▼
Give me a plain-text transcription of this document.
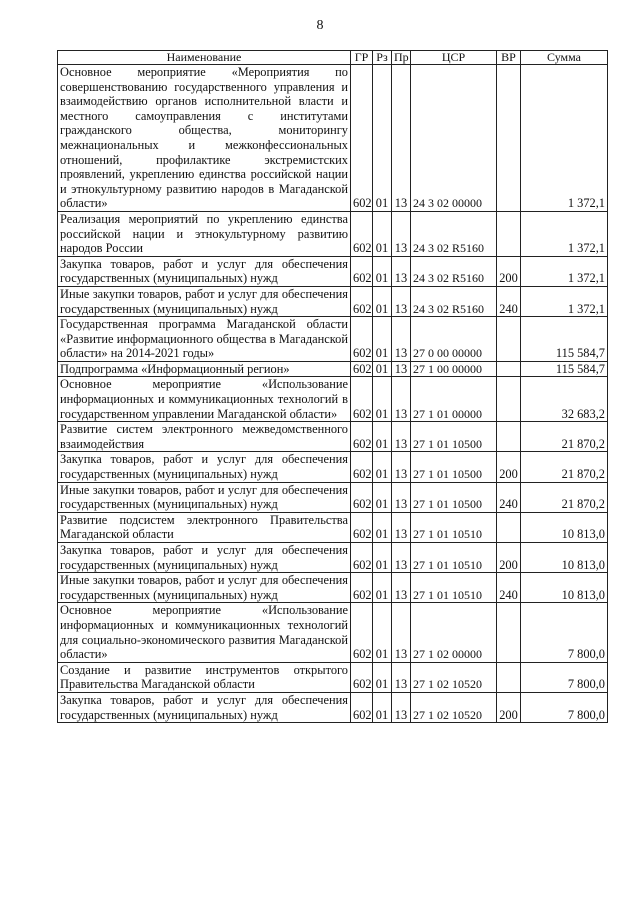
8
Наименование	ГР	Рз	Пр	ЦСР	ВР	Сумма
Основное мероприятие «Мероприятия по совершенствованию государственного управления и взаимодействию органов исполнительной власти и местного самоуправления с институтами гражданского общества, мониторингу межнациональных и межконфессиональных отношений, профилактике экстремистских проявлений, укреплению единства российской нации и этнокультурному развитию народов в Магаданской области»	602	01	13	24 3 02 00000		1 372,1
Реализация мероприятий по укреплению единства российской нации и этнокультурному развитию народов России	602	01	13	24 3 02 R5160		1 372,1
Закупка товаров, работ и услуг для обеспечения государственных (муниципальных) нужд	602	01	13	24 3 02 R5160	200	1 372,1
Иные закупки товаров, работ и услуг для обеспечения государственных (муниципальных) нужд	602	01	13	24 3 02 R5160	240	1 372,1
Государственная программа Магаданской области «Развитие информационного общества в Магаданской области» на 2014-2021 годы»	602	01	13	27 0 00 00000		115 584,7
Подпрограмма «Информационный регион»	602	01	13	27 1 00 00000		115 584,7
Основное мероприятие «Использование информационных и коммуникационных технологий в государственном управлении Магаданской области»	602	01	13	27 1 01 00000		32 683,2
Развитие систем электронного межведомственного взаимодействия	602	01	13	27 1 01 10500		21 870,2
Закупка товаров, работ и услуг для обеспечения государственных (муниципальных) нужд	602	01	13	27 1 01 10500	200	21 870,2
Иные закупки товаров, работ и услуг для обеспечения государственных (муниципальных) нужд	602	01	13	27 1 01 10500	240	21 870,2
Развитие подсистем электронного Правительства Магаданской области	602	01	13	27 1 01 10510		10 813,0
Закупка товаров, работ и услуг для обеспечения государственных (муниципальных) нужд	602	01	13	27 1 01 10510	200	10 813,0
Иные закупки товаров, работ и услуг для обеспечения государственных (муниципальных) нужд	602	01	13	27 1 01 10510	240	10 813,0
Основное мероприятие «Использование информационных и коммуникационных технологий для социально-экономического развития Магаданской области»	602	01	13	27 1 02 00000		7 800,0
Создание и развитие инструментов открытого Правительства Магаданской области	602	01	13	27 1 02 10520		7 800,0
Закупка товаров, работ и услуг для обеспечения государственных (муниципальных) нужд	602	01	13	27 1 02 10520	200	7 800,0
▲
### [Written request]
Which lines of the material contain the string "электронного"? List each of them.

### [Written solution]
Развитие систем электронного межведомственного взаимодействия	602	01	13	27 1 01 10500		21 870,2
Развитие подсистем электронного Правительства Магаданской области	602	01	13	27 1 01 10510		10 813,0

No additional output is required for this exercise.